## [Goal]
Quote the whole listing exactly. Leave the pictures out of your copy.

==================================================

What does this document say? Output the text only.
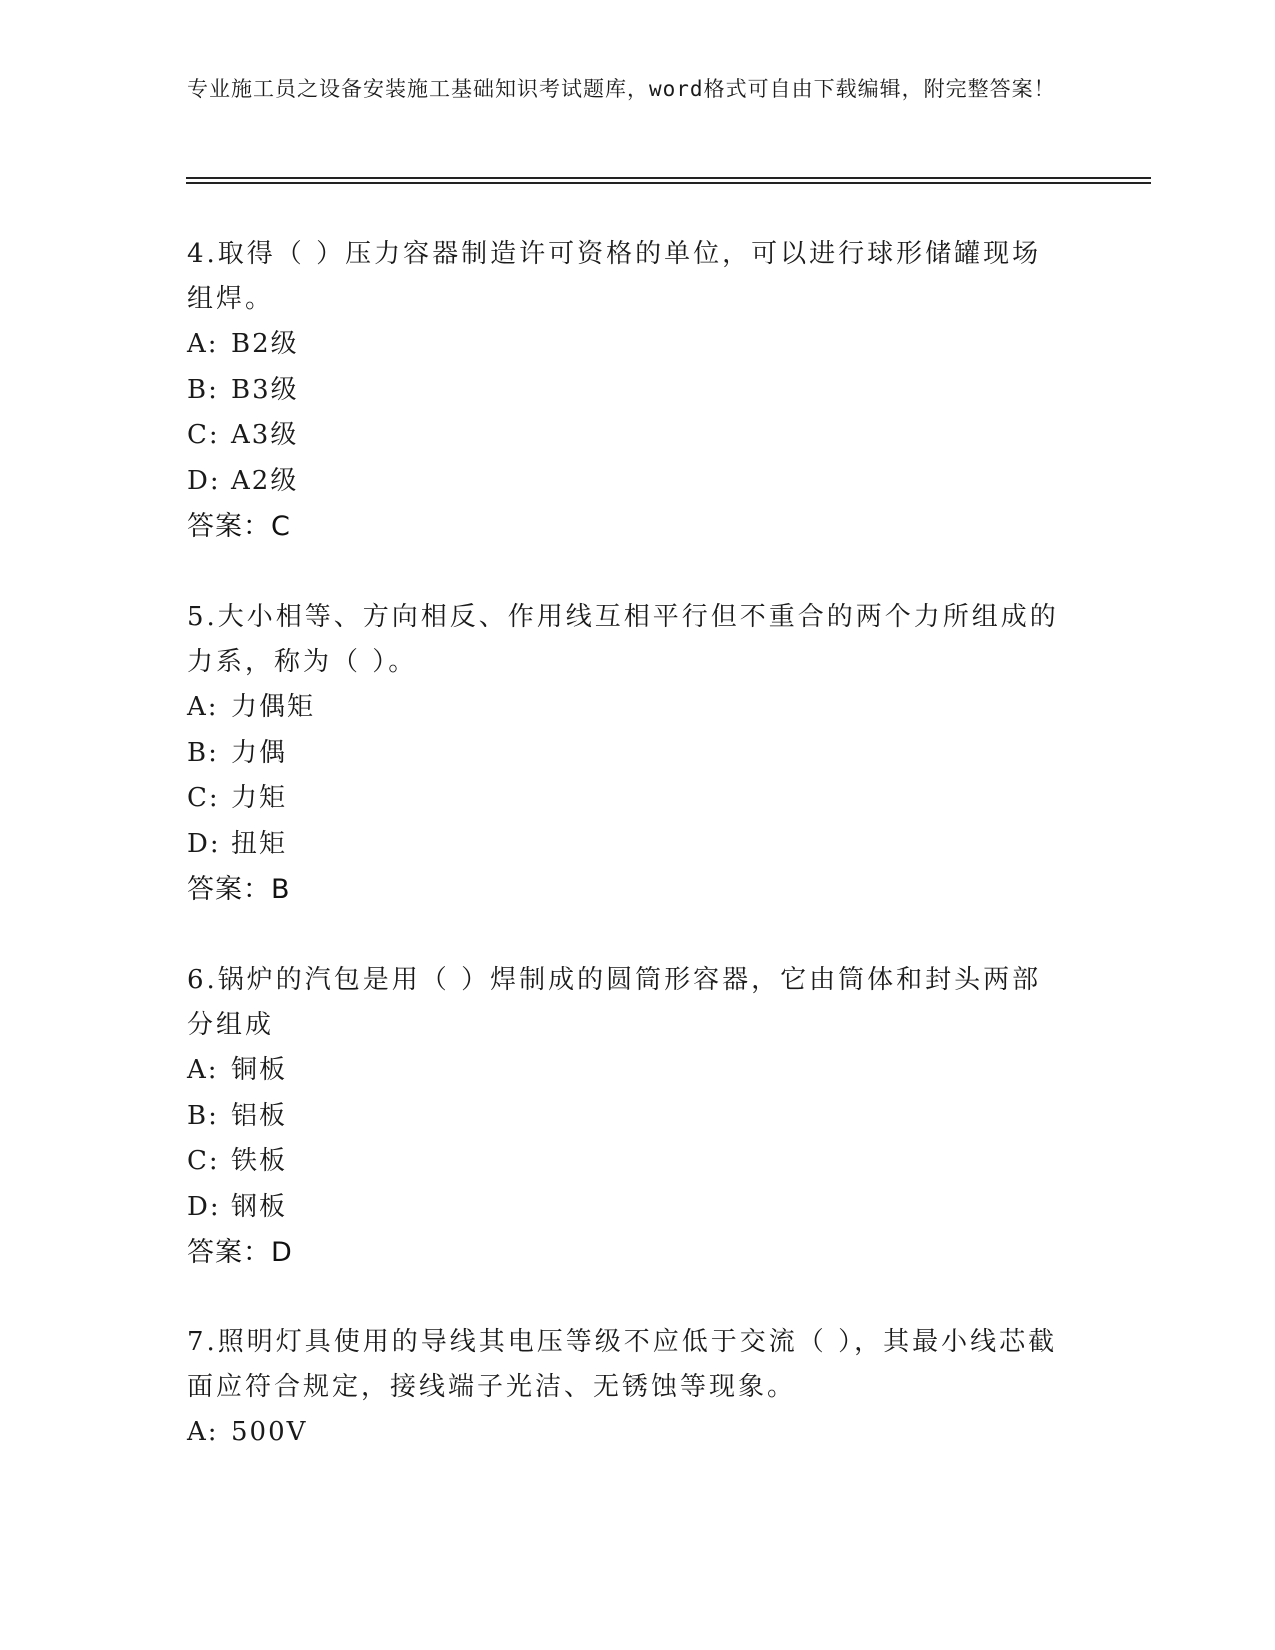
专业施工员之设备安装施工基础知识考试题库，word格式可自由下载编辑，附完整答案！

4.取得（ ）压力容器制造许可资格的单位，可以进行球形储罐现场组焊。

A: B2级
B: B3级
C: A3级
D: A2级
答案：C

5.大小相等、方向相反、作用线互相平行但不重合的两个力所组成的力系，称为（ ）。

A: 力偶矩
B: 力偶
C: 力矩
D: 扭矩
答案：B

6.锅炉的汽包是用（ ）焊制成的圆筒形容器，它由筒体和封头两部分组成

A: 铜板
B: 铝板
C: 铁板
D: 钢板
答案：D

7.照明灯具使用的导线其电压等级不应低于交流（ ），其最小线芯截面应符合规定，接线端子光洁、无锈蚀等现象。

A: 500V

==================================================

## [Answer to the task]
What does this document say? Output the text only.
专业施工员之设备安装施工基础知识考试题库，word格式可自由下载编辑，附完整答案！

4.取得（ ）压力容器制造许可资格的单位，可以进行球形储罐现场组焊。

A: B2级
B: B3级
C: A3级
D: A2级
答案：C

5.大小相等、方向相反、作用线互相平行但不重合的两个力所组成的力系，称为（ ）。

A: 力偶矩
B: 力偶
C: 力矩
D: 扭矩
答案：B

6.锅炉的汽包是用（ ）焊制成的圆筒形容器，它由筒体和封头两部分组成

A: 铜板
B: 铝板
C: 铁板
D: 钢板
答案：D

7.照明灯具使用的导线其电压等级不应低于交流（ ），其最小线芯截面应符合规定，接线端子光洁、无锈蚀等现象。

A: 500V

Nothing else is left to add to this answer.